Exercise goal:
Quote all entries exactly, leaving pictures aside.

━━━━━━━━

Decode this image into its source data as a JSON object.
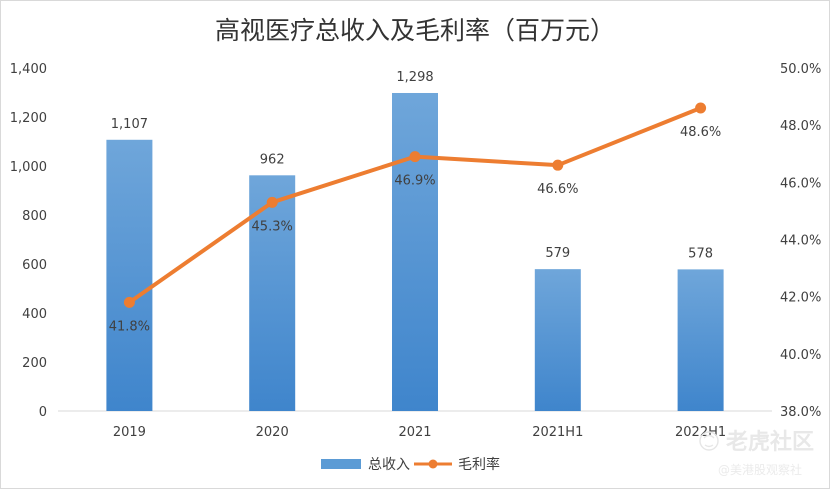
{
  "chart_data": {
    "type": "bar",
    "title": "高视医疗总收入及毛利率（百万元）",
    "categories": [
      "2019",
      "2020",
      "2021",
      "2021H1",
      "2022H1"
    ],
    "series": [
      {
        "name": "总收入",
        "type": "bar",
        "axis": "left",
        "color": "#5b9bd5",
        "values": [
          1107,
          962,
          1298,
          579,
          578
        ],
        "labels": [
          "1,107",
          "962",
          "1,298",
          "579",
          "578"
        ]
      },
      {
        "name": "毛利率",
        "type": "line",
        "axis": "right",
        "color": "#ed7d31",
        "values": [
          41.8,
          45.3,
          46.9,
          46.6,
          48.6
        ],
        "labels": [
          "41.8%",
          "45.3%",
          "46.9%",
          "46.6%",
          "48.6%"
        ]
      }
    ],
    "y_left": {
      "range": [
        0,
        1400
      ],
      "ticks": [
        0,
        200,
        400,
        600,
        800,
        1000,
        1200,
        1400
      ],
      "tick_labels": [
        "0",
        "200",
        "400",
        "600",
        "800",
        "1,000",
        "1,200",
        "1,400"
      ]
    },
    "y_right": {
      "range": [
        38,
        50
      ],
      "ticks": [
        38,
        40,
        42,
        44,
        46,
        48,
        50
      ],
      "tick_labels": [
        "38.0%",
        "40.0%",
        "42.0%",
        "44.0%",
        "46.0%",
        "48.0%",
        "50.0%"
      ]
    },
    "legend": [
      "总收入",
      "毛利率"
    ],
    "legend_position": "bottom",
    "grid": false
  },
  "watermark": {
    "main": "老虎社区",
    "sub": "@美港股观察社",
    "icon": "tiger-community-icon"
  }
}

━━━━━━━━

Written solution:
Decode this image into its source data as a JSON object.
{
  "chart_data": {
    "type": "bar",
    "title": "高视医疗总收入及毛利率（百万元）",
    "categories": [
      "2019",
      "2020",
      "2021",
      "2021H1",
      "2022H1"
    ],
    "series": [
      {
        "name": "总收入",
        "type": "bar",
        "axis": "left",
        "color": "#5b9bd5",
        "values": [
          1107,
          962,
          1298,
          579,
          578
        ],
        "labels": [
          "1,107",
          "962",
          "1,298",
          "579",
          "578"
        ]
      },
      {
        "name": "毛利率",
        "type": "line",
        "axis": "right",
        "color": "#ed7d31",
        "values": [
          41.8,
          45.3,
          46.9,
          46.6,
          48.6
        ],
        "labels": [
          "41.8%",
          "45.3%",
          "46.9%",
          "46.6%",
          "48.6%"
        ]
      }
    ],
    "y_left": {
      "range": [
        0,
        1400
      ],
      "ticks": [
        0,
        200,
        400,
        600,
        800,
        1000,
        1200,
        1400
      ],
      "tick_labels": [
        "0",
        "200",
        "400",
        "600",
        "800",
        "1,000",
        "1,200",
        "1,400"
      ]
    },
    "y_right": {
      "range": [
        38,
        50
      ],
      "ticks": [
        38,
        40,
        42,
        44,
        46,
        48,
        50
      ],
      "tick_labels": [
        "38.0%",
        "40.0%",
        "42.0%",
        "44.0%",
        "46.0%",
        "48.0%",
        "50.0%"
      ]
    },
    "legend": [
      "总收入",
      "毛利率"
    ],
    "legend_position": "bottom",
    "grid": false
  },
  "watermark": {
    "main": "老虎社区",
    "sub": "@美港股观察社",
    "icon": "tiger-community-icon"
  }
}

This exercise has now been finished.